= WORK TASK =
Copy out, from the data, each line containing the string "List".

(Component data from apps and pages)

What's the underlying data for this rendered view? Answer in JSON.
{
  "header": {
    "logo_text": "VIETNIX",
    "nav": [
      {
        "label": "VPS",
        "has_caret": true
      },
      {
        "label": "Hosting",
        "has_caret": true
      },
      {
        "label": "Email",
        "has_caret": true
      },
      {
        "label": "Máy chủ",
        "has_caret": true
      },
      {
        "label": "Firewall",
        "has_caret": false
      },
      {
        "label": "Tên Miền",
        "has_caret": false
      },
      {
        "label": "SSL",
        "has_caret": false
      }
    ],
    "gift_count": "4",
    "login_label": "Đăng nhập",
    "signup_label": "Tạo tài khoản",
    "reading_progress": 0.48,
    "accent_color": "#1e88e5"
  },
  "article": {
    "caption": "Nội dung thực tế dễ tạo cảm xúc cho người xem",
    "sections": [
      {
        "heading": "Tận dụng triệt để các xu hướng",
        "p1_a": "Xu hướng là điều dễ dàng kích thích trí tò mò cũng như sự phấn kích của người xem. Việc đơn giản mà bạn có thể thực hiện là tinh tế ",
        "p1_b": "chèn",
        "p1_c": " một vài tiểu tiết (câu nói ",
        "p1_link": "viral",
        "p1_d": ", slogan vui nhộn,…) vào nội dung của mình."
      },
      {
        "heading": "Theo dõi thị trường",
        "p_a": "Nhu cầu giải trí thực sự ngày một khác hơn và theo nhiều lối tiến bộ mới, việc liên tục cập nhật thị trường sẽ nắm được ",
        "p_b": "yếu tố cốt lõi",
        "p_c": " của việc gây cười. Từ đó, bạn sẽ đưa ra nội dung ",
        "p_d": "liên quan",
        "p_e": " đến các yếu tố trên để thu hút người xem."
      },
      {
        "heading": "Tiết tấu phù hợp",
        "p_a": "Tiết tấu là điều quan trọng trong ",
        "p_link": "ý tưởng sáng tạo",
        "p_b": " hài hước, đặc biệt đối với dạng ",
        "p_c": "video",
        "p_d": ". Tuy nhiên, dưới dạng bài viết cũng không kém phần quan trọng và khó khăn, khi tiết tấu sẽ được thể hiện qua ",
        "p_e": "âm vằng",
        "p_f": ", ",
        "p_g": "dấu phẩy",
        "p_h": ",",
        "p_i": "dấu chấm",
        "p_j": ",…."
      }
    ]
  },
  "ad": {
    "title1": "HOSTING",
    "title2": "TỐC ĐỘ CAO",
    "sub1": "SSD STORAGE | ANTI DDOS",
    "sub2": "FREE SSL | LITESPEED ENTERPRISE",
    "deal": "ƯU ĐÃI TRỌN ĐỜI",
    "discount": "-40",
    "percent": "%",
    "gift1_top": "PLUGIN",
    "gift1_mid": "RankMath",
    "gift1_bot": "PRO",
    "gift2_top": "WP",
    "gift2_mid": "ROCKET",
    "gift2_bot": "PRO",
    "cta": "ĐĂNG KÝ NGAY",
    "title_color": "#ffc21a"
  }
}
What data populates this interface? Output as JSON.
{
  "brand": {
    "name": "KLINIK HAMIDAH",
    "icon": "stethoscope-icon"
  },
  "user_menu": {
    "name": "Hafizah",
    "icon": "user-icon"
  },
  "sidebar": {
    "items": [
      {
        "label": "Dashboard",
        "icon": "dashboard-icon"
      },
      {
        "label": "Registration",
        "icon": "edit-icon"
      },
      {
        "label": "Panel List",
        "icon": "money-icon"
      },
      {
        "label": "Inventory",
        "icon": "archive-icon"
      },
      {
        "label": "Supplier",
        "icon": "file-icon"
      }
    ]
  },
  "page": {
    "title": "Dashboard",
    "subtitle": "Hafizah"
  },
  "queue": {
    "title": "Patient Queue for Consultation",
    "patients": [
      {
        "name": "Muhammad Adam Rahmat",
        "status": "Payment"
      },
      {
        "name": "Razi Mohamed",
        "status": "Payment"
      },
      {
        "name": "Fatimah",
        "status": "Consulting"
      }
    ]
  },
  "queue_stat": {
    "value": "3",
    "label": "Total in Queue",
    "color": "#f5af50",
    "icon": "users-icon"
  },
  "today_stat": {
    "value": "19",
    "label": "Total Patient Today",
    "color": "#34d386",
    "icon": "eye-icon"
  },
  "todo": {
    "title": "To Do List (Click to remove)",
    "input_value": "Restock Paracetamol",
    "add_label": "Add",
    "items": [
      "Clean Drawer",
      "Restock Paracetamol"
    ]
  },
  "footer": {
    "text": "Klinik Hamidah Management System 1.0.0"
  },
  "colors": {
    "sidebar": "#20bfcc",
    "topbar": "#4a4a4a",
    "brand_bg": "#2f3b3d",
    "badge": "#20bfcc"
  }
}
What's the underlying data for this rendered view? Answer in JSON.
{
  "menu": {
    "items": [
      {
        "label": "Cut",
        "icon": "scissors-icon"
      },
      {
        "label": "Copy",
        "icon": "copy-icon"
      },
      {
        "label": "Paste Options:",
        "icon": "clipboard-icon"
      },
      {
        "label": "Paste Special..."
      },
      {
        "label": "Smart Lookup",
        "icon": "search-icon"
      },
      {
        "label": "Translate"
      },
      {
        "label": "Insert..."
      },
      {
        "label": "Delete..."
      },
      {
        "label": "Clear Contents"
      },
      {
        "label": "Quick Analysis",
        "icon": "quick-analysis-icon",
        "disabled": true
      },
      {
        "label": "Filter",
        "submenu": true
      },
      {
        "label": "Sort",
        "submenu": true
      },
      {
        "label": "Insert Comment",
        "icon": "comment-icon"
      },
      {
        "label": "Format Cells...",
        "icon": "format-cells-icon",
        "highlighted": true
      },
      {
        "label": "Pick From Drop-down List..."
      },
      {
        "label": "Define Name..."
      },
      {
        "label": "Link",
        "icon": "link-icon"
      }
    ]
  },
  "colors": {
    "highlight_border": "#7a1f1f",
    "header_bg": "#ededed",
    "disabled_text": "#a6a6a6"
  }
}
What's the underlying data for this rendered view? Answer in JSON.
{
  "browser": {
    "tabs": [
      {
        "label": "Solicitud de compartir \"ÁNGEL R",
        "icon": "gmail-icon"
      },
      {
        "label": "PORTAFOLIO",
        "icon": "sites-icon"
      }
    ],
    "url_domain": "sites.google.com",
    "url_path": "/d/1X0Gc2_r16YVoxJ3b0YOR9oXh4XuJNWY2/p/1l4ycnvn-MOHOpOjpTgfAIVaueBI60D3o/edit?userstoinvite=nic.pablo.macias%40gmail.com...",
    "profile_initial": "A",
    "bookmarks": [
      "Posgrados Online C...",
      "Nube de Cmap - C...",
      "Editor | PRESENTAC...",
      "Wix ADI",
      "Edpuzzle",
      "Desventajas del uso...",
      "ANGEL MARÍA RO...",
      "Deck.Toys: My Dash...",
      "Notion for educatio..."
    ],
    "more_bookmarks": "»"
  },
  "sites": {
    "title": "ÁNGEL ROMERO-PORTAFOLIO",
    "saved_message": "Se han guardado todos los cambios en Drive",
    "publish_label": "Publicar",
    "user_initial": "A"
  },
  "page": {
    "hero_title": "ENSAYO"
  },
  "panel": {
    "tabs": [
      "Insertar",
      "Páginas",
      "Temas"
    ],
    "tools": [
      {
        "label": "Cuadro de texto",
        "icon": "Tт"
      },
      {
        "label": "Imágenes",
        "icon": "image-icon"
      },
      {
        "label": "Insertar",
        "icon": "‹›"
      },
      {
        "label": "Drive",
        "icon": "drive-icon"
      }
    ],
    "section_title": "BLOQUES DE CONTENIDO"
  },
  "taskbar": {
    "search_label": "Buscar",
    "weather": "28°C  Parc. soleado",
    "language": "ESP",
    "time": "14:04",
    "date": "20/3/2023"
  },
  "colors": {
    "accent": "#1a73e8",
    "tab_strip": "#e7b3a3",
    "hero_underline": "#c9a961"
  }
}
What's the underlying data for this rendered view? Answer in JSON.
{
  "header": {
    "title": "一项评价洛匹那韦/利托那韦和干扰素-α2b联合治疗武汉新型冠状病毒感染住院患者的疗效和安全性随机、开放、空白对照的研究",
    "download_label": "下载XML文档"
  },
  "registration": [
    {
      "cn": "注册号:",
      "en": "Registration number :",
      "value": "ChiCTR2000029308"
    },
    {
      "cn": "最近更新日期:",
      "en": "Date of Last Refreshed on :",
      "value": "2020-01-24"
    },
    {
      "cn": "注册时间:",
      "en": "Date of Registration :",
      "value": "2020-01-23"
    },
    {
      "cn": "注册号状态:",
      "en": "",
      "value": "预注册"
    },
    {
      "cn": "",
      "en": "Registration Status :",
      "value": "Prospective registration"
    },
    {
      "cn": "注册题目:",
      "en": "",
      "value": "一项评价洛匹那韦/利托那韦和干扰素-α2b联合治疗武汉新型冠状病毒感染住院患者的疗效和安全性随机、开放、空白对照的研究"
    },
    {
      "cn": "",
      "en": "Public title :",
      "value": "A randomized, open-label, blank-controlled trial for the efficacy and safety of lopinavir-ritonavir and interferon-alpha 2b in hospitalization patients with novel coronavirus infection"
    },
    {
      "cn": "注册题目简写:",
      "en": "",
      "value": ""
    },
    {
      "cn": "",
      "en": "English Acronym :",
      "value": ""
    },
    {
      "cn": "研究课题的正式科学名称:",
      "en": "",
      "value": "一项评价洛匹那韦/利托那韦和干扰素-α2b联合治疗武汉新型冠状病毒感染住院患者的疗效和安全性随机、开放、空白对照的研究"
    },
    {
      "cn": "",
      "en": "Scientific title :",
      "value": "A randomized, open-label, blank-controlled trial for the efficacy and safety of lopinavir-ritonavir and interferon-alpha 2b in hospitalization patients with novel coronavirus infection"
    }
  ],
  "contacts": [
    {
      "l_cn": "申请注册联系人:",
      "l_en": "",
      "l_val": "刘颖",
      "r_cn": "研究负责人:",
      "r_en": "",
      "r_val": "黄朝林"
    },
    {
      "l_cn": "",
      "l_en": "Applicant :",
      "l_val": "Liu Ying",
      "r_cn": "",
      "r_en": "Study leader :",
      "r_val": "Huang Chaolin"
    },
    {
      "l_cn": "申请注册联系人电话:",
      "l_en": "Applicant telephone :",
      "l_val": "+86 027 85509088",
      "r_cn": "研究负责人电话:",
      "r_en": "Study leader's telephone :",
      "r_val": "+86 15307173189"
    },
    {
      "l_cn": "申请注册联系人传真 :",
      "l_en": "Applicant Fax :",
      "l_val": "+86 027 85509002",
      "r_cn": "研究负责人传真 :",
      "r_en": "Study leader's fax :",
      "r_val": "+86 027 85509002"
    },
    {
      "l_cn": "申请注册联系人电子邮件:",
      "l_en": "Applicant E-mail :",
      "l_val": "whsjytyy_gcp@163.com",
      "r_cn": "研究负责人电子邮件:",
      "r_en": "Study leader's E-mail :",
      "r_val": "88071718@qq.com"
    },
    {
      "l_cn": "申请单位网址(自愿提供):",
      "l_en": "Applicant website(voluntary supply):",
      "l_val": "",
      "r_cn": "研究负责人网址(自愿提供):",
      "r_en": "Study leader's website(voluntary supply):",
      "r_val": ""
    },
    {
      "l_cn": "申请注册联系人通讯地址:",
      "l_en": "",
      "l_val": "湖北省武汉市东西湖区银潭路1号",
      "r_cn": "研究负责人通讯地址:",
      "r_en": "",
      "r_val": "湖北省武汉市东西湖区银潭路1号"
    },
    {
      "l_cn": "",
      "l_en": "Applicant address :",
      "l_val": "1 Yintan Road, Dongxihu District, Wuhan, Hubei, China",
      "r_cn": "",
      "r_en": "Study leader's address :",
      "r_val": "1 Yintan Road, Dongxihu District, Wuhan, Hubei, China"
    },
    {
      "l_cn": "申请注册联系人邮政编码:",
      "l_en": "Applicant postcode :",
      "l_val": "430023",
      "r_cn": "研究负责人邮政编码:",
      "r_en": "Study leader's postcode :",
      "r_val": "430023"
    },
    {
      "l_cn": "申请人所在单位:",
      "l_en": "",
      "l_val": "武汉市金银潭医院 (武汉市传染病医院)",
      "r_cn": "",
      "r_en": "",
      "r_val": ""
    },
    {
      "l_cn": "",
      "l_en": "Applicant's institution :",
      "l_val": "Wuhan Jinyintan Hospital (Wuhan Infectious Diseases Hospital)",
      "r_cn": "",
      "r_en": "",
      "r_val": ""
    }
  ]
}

= OUTPUT =
        "label": "Panel List",
    "title": "To Do List (Click to remove)",
        "label": "Pick From Drop-down List..."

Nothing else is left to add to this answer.